# START OF Record extracts

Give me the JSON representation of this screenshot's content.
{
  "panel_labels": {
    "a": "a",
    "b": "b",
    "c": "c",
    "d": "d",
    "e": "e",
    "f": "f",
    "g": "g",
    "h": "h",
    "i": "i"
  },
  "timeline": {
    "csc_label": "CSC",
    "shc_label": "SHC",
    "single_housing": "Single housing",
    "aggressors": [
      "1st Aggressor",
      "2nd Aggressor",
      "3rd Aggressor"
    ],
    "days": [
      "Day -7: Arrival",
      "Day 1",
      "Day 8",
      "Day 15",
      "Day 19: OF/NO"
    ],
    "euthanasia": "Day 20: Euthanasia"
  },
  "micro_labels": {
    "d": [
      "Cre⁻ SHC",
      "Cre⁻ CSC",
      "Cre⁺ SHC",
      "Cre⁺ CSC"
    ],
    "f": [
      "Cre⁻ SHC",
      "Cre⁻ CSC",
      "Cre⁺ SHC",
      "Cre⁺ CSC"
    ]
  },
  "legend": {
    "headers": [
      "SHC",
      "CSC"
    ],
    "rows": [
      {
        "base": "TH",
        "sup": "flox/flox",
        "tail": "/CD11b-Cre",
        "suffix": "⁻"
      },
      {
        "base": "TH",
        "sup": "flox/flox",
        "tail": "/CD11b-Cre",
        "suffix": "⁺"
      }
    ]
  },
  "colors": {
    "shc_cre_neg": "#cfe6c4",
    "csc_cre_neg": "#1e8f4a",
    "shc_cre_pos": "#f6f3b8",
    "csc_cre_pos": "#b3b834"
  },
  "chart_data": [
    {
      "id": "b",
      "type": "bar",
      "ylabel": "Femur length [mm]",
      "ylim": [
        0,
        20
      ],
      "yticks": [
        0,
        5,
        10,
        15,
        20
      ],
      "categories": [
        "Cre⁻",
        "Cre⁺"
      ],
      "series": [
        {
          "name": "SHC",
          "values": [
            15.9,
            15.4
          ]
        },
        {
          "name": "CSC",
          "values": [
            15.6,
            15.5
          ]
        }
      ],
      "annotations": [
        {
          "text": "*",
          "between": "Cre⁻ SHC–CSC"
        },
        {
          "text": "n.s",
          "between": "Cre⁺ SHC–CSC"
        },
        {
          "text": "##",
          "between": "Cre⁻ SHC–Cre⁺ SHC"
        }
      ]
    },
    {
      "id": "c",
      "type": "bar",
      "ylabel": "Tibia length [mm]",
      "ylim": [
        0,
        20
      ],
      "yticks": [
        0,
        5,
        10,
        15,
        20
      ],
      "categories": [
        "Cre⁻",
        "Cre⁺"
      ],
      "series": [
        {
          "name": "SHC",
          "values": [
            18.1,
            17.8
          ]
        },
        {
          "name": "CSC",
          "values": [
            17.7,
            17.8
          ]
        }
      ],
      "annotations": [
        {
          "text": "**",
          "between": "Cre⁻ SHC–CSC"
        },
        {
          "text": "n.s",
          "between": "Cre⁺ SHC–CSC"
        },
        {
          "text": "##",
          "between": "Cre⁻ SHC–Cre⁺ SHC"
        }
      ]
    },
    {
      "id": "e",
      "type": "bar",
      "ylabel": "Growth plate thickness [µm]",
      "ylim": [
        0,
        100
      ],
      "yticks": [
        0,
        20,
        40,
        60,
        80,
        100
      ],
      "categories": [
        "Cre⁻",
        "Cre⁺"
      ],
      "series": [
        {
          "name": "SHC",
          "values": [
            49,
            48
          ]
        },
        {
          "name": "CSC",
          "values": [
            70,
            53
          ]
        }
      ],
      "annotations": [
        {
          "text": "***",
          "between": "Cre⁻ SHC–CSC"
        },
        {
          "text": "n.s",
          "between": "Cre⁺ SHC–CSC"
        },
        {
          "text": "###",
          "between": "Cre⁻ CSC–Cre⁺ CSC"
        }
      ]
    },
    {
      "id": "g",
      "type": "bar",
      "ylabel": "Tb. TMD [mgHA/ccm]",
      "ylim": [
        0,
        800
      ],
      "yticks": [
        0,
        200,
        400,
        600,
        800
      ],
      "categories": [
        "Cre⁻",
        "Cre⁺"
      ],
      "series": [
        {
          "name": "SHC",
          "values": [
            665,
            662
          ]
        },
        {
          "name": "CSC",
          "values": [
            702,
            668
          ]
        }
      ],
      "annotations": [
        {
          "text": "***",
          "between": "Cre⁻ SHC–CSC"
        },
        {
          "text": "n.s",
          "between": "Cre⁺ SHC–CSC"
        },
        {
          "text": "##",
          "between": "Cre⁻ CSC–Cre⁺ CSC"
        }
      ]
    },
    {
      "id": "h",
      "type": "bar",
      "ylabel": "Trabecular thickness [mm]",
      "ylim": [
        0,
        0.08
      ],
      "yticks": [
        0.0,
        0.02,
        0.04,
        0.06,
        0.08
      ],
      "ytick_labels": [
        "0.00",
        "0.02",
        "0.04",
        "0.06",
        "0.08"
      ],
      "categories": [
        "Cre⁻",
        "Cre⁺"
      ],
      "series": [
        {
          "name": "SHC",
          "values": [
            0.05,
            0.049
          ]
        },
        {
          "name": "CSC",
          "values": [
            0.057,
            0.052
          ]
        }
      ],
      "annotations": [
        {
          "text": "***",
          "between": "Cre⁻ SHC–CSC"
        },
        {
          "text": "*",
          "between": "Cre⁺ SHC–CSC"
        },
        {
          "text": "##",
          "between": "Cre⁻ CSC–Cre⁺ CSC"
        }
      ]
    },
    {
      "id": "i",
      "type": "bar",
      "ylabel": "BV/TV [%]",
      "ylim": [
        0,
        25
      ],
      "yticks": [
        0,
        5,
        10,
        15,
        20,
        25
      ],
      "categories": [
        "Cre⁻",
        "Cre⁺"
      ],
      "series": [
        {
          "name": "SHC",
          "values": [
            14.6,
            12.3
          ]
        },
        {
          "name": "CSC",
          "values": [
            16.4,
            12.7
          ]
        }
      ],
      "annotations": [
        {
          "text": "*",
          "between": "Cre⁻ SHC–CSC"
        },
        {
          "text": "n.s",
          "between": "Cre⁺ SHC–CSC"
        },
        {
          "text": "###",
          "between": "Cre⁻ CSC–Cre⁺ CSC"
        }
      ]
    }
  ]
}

# END OF Record extracts

* [What to do] Filter the records above for lines containing the word "length", and copy those lines.

* [Solution to the problem]
      "ylabel": "Femur length [mm]",
      "ylabel": "Tibia length [mm]",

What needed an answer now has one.